Task brief »
Check every line for the word "принтом" and give the number of lines where it occurs, nothing else.

Data to process »
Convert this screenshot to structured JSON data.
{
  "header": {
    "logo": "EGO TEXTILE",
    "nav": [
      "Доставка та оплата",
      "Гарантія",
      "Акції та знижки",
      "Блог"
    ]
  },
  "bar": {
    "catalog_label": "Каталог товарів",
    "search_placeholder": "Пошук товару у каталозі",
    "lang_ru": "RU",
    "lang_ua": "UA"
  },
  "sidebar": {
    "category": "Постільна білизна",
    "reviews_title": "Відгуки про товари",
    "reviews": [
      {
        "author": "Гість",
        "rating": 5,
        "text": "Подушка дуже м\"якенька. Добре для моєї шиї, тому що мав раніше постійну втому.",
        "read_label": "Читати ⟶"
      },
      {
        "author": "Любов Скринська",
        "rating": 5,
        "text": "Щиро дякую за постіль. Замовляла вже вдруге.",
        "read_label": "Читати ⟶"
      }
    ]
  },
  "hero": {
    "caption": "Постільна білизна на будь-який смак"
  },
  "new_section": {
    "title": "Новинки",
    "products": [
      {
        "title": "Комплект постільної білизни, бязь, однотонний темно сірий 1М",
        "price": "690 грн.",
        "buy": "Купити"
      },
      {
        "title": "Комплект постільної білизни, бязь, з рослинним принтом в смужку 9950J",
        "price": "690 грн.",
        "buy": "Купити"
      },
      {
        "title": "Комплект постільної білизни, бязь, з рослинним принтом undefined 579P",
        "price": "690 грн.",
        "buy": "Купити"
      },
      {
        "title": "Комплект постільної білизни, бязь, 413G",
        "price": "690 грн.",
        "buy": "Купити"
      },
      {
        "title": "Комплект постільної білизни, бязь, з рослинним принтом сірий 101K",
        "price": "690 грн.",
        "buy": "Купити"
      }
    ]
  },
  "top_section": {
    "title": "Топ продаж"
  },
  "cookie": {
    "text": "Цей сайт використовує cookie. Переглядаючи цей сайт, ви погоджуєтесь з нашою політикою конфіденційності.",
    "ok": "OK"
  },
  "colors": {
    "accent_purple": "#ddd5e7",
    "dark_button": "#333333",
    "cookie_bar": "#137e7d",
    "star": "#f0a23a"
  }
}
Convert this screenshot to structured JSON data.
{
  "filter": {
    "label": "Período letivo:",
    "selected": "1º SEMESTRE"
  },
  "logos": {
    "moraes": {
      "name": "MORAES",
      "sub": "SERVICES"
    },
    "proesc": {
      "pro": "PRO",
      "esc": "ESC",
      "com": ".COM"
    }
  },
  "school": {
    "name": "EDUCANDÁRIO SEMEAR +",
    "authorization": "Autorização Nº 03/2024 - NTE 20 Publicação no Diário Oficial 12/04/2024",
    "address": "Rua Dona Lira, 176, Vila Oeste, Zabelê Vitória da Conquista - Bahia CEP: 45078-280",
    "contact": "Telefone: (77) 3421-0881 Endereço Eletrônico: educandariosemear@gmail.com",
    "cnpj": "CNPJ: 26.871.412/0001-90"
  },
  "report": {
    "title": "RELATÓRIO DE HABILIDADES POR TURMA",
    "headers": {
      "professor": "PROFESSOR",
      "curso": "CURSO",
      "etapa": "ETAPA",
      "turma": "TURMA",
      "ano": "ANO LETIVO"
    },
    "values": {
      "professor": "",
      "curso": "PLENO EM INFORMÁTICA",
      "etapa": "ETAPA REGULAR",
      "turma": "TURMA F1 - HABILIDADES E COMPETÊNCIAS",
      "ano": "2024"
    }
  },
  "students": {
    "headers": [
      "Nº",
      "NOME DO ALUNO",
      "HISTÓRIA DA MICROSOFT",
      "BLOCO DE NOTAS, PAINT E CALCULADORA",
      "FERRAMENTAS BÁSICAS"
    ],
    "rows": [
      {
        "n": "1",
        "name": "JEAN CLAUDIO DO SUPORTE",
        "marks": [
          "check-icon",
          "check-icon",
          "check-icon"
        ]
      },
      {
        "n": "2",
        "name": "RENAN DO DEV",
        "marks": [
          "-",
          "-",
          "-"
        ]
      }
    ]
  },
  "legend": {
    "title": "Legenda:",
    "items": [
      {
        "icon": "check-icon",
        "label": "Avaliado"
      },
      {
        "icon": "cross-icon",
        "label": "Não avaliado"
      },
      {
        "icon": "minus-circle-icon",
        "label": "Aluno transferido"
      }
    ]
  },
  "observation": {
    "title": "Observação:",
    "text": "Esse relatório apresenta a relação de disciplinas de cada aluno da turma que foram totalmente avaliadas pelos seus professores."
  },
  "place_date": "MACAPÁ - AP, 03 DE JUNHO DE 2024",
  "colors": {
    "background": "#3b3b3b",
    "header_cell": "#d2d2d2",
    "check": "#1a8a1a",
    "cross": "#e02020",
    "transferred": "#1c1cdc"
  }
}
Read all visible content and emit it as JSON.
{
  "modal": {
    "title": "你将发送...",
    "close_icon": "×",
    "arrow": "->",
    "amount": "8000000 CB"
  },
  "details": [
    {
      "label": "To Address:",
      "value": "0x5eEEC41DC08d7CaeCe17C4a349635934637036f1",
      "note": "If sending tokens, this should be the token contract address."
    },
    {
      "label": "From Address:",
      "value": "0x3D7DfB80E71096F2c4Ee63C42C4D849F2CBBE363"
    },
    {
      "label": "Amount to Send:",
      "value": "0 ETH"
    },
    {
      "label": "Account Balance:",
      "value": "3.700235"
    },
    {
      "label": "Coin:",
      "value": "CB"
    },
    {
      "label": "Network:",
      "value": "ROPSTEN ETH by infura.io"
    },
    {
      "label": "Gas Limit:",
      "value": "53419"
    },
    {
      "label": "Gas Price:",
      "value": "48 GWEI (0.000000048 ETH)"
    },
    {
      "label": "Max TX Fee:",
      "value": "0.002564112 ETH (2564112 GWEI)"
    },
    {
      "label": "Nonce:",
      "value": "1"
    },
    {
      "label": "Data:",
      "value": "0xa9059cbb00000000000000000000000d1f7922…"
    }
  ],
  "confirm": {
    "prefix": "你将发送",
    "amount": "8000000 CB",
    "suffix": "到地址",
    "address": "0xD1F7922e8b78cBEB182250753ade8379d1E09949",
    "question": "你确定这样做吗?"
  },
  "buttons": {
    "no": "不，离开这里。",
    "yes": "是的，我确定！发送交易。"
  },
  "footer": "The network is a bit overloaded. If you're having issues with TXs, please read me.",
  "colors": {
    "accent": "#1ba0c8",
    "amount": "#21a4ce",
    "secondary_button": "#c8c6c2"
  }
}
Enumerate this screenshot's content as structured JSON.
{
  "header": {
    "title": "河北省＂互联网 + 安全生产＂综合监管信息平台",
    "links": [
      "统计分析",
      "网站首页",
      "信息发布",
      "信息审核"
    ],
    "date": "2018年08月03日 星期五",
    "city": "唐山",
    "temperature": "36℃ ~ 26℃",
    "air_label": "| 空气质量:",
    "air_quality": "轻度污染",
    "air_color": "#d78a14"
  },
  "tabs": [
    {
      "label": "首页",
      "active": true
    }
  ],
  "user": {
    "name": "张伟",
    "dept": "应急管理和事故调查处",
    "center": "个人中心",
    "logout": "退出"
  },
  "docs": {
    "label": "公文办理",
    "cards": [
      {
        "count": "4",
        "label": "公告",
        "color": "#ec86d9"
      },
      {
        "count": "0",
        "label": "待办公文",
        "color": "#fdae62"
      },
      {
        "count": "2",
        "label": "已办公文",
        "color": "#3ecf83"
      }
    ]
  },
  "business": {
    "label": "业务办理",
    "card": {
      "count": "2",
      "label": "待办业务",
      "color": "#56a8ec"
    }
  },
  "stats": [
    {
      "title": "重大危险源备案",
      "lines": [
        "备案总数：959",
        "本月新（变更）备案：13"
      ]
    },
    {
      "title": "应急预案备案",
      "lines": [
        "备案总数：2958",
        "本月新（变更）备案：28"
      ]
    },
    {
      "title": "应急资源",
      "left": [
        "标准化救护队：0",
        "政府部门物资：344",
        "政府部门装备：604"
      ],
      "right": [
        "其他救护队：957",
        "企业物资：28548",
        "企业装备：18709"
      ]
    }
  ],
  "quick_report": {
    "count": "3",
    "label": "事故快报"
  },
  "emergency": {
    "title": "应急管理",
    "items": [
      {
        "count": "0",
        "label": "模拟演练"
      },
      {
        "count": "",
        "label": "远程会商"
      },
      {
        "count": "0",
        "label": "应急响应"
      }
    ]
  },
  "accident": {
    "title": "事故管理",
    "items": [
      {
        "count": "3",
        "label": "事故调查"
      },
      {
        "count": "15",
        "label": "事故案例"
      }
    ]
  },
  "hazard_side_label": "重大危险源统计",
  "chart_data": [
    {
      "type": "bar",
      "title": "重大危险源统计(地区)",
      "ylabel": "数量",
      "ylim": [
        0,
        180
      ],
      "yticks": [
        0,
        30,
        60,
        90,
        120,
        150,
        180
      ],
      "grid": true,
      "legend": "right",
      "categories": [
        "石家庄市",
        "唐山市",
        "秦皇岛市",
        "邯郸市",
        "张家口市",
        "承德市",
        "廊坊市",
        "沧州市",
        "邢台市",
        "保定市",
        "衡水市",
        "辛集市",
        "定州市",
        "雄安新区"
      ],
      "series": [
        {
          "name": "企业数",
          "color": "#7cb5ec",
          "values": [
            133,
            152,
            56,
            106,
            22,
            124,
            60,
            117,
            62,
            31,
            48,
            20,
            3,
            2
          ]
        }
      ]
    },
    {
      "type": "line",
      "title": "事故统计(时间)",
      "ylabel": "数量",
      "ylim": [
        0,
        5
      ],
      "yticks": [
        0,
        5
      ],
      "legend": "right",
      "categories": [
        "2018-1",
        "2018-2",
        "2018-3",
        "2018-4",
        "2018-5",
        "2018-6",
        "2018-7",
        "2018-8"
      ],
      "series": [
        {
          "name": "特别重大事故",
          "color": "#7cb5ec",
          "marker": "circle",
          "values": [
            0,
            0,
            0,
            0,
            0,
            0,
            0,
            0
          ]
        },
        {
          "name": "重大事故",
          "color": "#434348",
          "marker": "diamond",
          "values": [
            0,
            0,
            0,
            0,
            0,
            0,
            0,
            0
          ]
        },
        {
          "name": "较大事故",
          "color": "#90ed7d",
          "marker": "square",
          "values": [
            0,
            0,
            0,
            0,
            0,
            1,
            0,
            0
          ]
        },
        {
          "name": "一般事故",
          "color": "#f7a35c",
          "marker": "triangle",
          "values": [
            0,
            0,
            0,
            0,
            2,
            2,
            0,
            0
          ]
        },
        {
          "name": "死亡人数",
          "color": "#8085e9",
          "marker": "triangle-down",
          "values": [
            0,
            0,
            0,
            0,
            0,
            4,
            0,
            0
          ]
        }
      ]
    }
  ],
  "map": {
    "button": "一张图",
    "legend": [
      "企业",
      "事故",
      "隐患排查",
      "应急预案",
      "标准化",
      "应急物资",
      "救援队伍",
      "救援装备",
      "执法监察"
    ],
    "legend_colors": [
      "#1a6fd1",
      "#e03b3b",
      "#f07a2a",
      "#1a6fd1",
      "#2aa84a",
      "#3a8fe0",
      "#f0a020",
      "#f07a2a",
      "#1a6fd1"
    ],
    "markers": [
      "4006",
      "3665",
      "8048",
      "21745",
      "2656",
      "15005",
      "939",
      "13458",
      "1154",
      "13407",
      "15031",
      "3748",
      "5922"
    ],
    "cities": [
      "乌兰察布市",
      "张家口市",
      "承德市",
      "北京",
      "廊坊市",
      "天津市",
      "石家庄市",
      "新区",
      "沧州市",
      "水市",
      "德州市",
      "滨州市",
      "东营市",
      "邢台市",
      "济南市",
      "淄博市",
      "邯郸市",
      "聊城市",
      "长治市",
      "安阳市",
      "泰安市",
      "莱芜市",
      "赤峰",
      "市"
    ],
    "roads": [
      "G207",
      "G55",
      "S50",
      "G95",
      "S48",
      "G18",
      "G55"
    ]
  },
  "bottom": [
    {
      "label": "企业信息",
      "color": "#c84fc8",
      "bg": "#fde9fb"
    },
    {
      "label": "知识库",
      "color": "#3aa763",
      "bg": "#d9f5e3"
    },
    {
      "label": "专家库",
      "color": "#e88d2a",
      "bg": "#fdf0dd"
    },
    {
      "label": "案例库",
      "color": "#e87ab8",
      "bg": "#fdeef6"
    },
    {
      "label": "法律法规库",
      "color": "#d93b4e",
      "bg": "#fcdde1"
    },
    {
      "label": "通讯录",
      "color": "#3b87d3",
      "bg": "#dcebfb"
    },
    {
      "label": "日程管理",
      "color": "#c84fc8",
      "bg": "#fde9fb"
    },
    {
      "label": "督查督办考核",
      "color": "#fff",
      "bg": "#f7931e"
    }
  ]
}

Solution for this problem »
3